# Exercise requirements
Output each entry that follows exactly. Images stay out.

# Data to process
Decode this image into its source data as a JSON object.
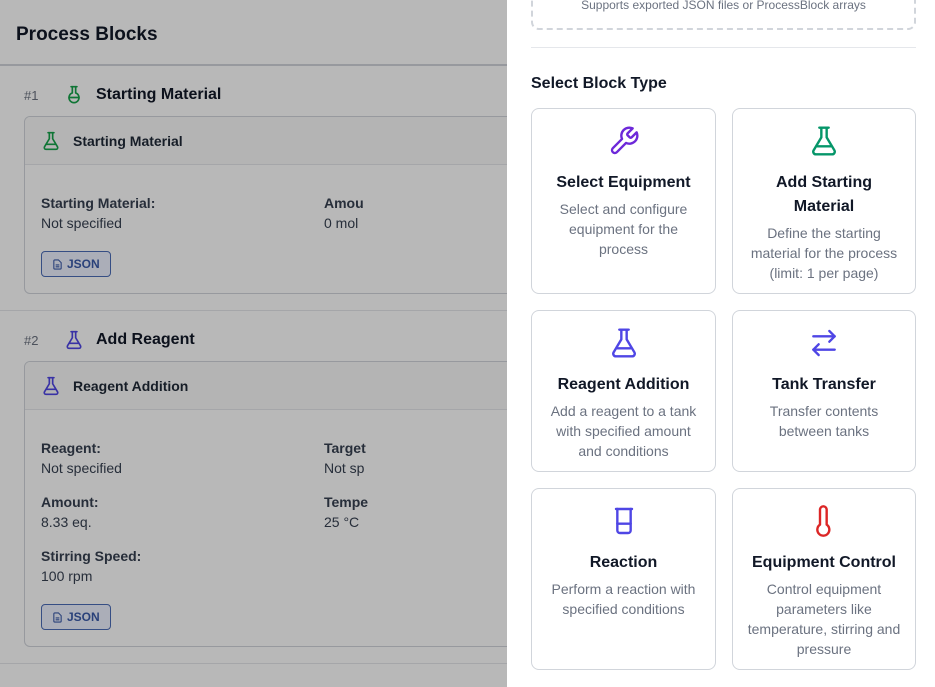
{
  "page": {
    "title": "Process Blocks"
  },
  "blocks": [
    {
      "number": "#1",
      "name": "Starting Material",
      "icon": "flask-round-icon",
      "color": "#16a34a",
      "card_title": "Starting Material",
      "fields": [
        {
          "label": "Starting Material:",
          "value": "Not specified"
        },
        {
          "label": "Amou",
          "value": "0 mol"
        }
      ],
      "json_label": "JSON"
    },
    {
      "number": "#2",
      "name": "Add Reagent",
      "icon": "flask-conical-icon",
      "color": "#4f46e5",
      "card_title": "Reagent Addition",
      "fields": [
        {
          "label": "Reagent:",
          "value": "Not specified"
        },
        {
          "label": "Target",
          "value": "Not sp"
        },
        {
          "label": "Amount:",
          "value": "8.33 eq."
        },
        {
          "label": "Tempe",
          "value": "25 °C"
        },
        {
          "label": "Stirring Speed:",
          "value": "100 rpm"
        }
      ],
      "json_label": "JSON"
    }
  ],
  "drawer": {
    "drop_hint": "Supports exported JSON files or ProcessBlock arrays",
    "section_title": "Select Block Type",
    "tiles": [
      {
        "title": "Select Equipment",
        "desc": "Select and configure equipment for the process",
        "icon": "wrench-icon",
        "color": "#6d28d9"
      },
      {
        "title": "Add Starting Material",
        "desc": "Define the starting material for the process (limit: 1 per page)",
        "icon": "flask-conical-icon",
        "color": "#059669"
      },
      {
        "title": "Reagent Addition",
        "desc": "Add a reagent to a tank with specified amount and conditions",
        "icon": "flask-conical-icon",
        "color": "#4f46e5"
      },
      {
        "title": "Tank Transfer",
        "desc": "Transfer contents between tanks",
        "icon": "arrows-left-right-icon",
        "color": "#4f46e5"
      },
      {
        "title": "Reaction",
        "desc": "Perform a reaction with specified conditions",
        "icon": "beaker-icon",
        "color": "#4f46e5"
      },
      {
        "title": "Equipment Control",
        "desc": "Control equipment parameters like temperature, stirring and pressure",
        "icon": "thermometer-icon",
        "color": "#dc2626"
      }
    ]
  }
}
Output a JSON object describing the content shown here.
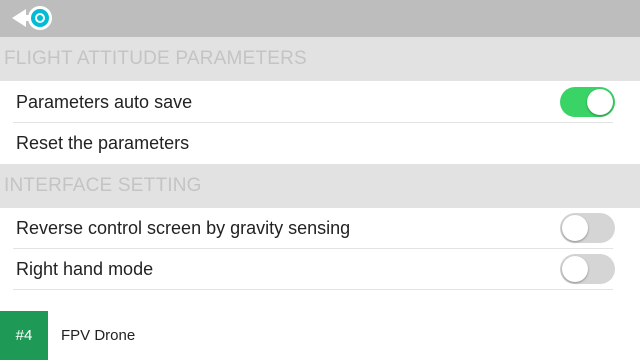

# Exercise result
Decode this image into its source data as a JSON object.
{
  "page": {
    "title": "Process Blocks"
  },
  "blocks": [
    {
      "number": "#1",
      "name": "Starting Material",
      "icon": "flask-round-icon",
      "color": "#16a34a",
      "card_title": "Starting Material",
      "fields": [
        {
          "label": "Starting Material:",
          "value": "Not specified"
        },
        {
          "label": "Amou",
          "value": "0 mol"
        }
      ],
      "json_label": "JSON"
    },
    {
      "number": "#2",
      "name": "Add Reagent",
      "icon": "flask-conical-icon",
      "color": "#4f46e5",
      "card_title": "Reagent Addition",
      "fields": [
        {
          "label": "Reagent:",
          "value": "Not specified"
        },
        {
          "label": "Target",
          "value": "Not sp"
        },
        {
          "label": "Amount:",
          "value": "8.33 eq."
        },
        {
          "label": "Tempe",
          "value": "25 °C"
        },
        {
          "label": "Stirring Speed:",
          "value": "100 rpm"
        }
      ],
      "json_label": "JSON"
    }
  ],
  "drawer": {
    "drop_hint": "Supports exported JSON files or ProcessBlock arrays",
    "section_title": "Select Block Type",
    "tiles": [
      {
        "title": "Select Equipment",
        "desc": "Select and configure equipment for the process",
        "icon": "wrench-icon",
        "color": "#6d28d9"
      },
      {
        "title": "Add Starting Material",
        "desc": "Define the starting material for the process (limit: 1 per page)",
        "icon": "flask-conical-icon",
        "color": "#059669"
      },
      {
        "title": "Reagent Addition",
        "desc": "Add a reagent to a tank with specified amount and conditions",
        "icon": "flask-conical-icon",
        "color": "#4f46e5"
      },
      {
        "title": "Tank Transfer",
        "desc": "Transfer contents between tanks",
        "icon": "arrows-left-right-icon",
        "color": "#4f46e5"
      },
      {
        "title": "Reaction",
        "desc": "Perform a reaction with specified conditions",
        "icon": "beaker-icon",
        "color": "#4f46e5"
      },
      {
        "title": "Equipment Control",
        "desc": "Control equipment parameters like temperature, stirring and pressure",
        "icon": "thermometer-icon",
        "color": "#dc2626"
      }
    ]
  }
}
Output a JSON object describing the content shown here.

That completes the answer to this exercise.